* [SELECTED PASSAGE]
-- Begin --
Alyson Kennedy: Meet the socialist who wants to be America's first female president
Socialist Workers Party would turn the White House over to the working class
Essex is an unusual place to find a candidate for next President of the United States, but six weeks before America goes to the polls Alyson Kennedy was not canvassing swing states but banging on doors in Harlow to talk to Britons about Brexit, immigration and her desire kick start a Cuban-style revolution in the US.
The Socialist Workers Party (SWP) nominee was in Britain as part of a European tour that had seen her visit Paris, Manchester and London alongside the Communist League, its UK arm. It is the second time that Kennedy has taken a swing at the White House: in 2008, she was vice-presidential candidate alongside SWP nominee Roger Calero. The pair won a total of 7,577 votes, less than 0.01% of the US electorate.
But luckily for Kennedy, it is not about the votes: the SWP is focused on door-to-door campaigning, spreading their message among working class voters in the US. Kennedy is only on the ballot in seven states and has little chance of getting to the White House. Like Communist League candidate Jonathan Silberman – who recently ran for mayor of London – Kennedy does not see elections as a method to overthrow capitalism.
"A big way that the wealthy class in the US rule is by convincing working people that you got to vote for the lesser evil – and they are doing this big time in this election, with liberals saying the lesser evil is Clinton [...]. Our party has a different view: we think that the attacks on working people have been carried out by both parties," she told IBTimesUK at the Communist League's offices in Dalston.
"We say that a vote for the Socialist Workers Party is a protest vote really [...]. The things that workers have won have not been at the ballot box, they have been through struggles."
Kennedy cites the civil rights struggles of the 1960s and 1970s as examples of how protest rather than politics has achieved change. As far back as 1975, she was involved in the struggle against racial segregation in schools in Louisville, Kentucky. In the late 1970s, Kennedy was instrumental in forcing US coal companies to hire women and from 1981 she was a leading member of the United Mine Workers of America (UNWA).
"It took affirmative action lawsuits to force coal companies to begin to hire women. But we still faced a lot of discrimination. The coal companies really didn't want us there [...] and there were some rank and file miners who were backward on this question [too]. But we quickly proved that we could do the work [and] women became some of the strongest union fighters," she said.
Kennedy worked in mines in Alabama, Colorado, West Virginia and finally in Utah, where she led a 2003 strike at a mine in Huntingdon. That three year struggle resulted in a deal with management that improved safety conditions and raised wages, which were then just $5 per hour. Since leaving mining, she has been employed as a garment worker as well as running for vice-president in 2008 and governor of Illinois in 2010.
What we talk about has been accomplished in the world. The best example of it is Cuba.
Like many observers, she sees the 2016 election as unprecedented in that the two main candidates – Donald Trump and Hillary Clinton – are loathed by some 70% of American voters. She has been frustrated by claims that working class voters have been drawn to Trump's racist and anti-Muslim message – just as the common theme in Britain is that working class voters opted for Leave because of a hatred of immigrants.
-- End --
* [TO-DO LIST]
**a)** According to the article on Alyson Kennedy, how many votes did she and Roger Calero win in 2008?
**b)** Rewrite the article on Alyson Kennedy, beginning at "Alyson Kennedy: Meet" and stopping after "the US electorate.", with "canvassing" changed to "visiting".

* [Region and label listings]
-- Begin --
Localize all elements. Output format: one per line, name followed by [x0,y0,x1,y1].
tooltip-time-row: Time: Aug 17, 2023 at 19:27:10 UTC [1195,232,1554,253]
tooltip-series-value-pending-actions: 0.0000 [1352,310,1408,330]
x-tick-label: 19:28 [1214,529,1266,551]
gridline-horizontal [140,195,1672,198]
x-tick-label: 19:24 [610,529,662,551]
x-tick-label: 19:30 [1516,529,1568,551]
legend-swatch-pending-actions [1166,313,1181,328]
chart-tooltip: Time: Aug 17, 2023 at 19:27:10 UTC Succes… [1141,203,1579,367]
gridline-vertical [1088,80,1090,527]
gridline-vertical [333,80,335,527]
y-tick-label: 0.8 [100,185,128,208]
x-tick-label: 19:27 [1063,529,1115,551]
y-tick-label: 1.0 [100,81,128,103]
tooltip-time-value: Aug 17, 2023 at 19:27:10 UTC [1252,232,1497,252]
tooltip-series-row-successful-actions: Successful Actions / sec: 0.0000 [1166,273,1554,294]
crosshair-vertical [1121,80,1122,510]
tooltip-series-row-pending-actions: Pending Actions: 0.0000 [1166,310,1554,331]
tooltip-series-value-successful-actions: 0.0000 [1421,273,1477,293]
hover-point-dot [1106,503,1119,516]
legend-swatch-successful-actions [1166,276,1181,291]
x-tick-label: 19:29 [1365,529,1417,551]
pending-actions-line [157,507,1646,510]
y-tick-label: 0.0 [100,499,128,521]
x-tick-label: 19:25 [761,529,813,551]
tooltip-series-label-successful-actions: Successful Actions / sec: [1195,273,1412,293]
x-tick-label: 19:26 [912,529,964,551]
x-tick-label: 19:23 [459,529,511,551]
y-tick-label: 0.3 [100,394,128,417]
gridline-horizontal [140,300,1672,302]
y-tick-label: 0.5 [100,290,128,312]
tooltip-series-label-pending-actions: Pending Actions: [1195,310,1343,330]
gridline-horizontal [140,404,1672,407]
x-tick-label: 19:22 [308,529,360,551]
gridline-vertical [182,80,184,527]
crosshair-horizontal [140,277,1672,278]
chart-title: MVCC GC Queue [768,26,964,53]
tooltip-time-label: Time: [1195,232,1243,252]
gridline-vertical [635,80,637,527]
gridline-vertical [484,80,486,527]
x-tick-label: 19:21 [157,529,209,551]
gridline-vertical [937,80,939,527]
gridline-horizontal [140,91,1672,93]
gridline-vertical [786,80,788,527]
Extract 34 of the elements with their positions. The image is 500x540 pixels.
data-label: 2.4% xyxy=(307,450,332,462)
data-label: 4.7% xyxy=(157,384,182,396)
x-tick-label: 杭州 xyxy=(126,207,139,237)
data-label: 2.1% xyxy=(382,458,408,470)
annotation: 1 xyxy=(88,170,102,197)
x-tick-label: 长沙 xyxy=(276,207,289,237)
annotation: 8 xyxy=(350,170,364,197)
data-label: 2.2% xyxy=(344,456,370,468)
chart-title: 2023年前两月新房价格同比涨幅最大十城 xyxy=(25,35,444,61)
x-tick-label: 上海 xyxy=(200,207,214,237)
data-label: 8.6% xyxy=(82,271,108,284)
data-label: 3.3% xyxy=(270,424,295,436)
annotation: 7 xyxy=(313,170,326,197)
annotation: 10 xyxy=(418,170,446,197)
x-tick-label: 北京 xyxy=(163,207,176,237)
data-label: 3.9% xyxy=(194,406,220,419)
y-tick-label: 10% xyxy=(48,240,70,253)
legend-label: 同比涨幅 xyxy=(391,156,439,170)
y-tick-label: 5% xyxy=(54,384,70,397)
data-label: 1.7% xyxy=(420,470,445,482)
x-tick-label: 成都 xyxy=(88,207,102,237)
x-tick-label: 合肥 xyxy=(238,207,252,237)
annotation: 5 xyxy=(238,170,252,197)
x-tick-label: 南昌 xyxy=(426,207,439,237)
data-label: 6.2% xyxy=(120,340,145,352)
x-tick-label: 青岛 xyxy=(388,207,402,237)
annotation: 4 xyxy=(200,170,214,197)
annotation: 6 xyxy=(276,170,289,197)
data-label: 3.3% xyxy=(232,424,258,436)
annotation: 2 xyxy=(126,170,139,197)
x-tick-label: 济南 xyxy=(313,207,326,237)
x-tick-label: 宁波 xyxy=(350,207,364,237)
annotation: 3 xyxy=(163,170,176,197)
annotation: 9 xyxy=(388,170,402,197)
-- End --
* [SET OF ANSWERS]
**a)** They won 7,577 votes, less than 0.01% of the US electorate.

**b)**
Alyson Kennedy: Meet the socialist who wants to be America's first female president
Socialist Workers Party would turn the White House over to the working class
Essex is an unusual place to find a candidate for next President of the United States, but six weeks before America goes to the polls Alyson Kennedy was not visiting swing states but banging on doors in Harlow to talk to Britons about Brexit, immigration and her desire kick start a Cuban-style revolution in the US.
The Socialist Workers Party (SWP) nominee was in Britain as part of a European tour that had seen her visit Paris, Manchester and London alongside the Communist League, its UK arm. It is the second time that Kennedy has taken a swing at the White House: in 2008, she was vice-presidential candidate alongside SWP nominee Roger Calero. The pair won a total of 7,577 votes, less than 0.01% of the US electorate.